Job ->
Return the whole listing exactly as it stands.

Data rows ->
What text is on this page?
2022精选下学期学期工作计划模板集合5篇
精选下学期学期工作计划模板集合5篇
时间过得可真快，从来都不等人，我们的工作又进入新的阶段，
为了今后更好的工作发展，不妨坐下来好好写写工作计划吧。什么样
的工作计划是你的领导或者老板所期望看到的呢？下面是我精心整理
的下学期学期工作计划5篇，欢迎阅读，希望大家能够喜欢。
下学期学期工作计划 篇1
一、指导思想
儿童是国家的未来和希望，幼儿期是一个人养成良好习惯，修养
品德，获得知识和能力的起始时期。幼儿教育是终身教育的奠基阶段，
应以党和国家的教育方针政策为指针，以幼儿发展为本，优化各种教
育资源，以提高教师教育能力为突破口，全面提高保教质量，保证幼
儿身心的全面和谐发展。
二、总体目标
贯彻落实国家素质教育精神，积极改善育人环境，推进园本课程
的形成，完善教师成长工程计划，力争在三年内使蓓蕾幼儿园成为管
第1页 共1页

Result ->
What text is on this page?
2022精选下学期学期工作计划模板集合5篇
精选下学期学期工作计划模板集合5篇
时间过得可真快，从来都不等人，我们的工作又进入新的阶段，
为了今后更好的工作发展，不妨坐下来好好写写工作计划吧。什么样
的工作计划是你的领导或者老板所期望看到的呢？下面是我精心整理
的下学期学期工作计划5篇，欢迎阅读，希望大家能够喜欢。
下学期学期工作计划 篇1
一、指导思想
儿童是国家的未来和希望，幼儿期是一个人养成良好习惯，修养
品德，获得知识和能力的起始时期。幼儿教育是终身教育的奠基阶段，
应以党和国家的教育方针政策为指针，以幼儿发展为本，优化各种教
育资源，以提高教师教育能力为突破口，全面提高保教质量，保证幼
儿身心的全面和谐发展。
二、总体目标
贯彻落实国家素质教育精神，积极改善育人环境，推进园本课程
的形成，完善教师成长工程计划，力争在三年内使蓓蕾幼儿园成为管
第1页 共1页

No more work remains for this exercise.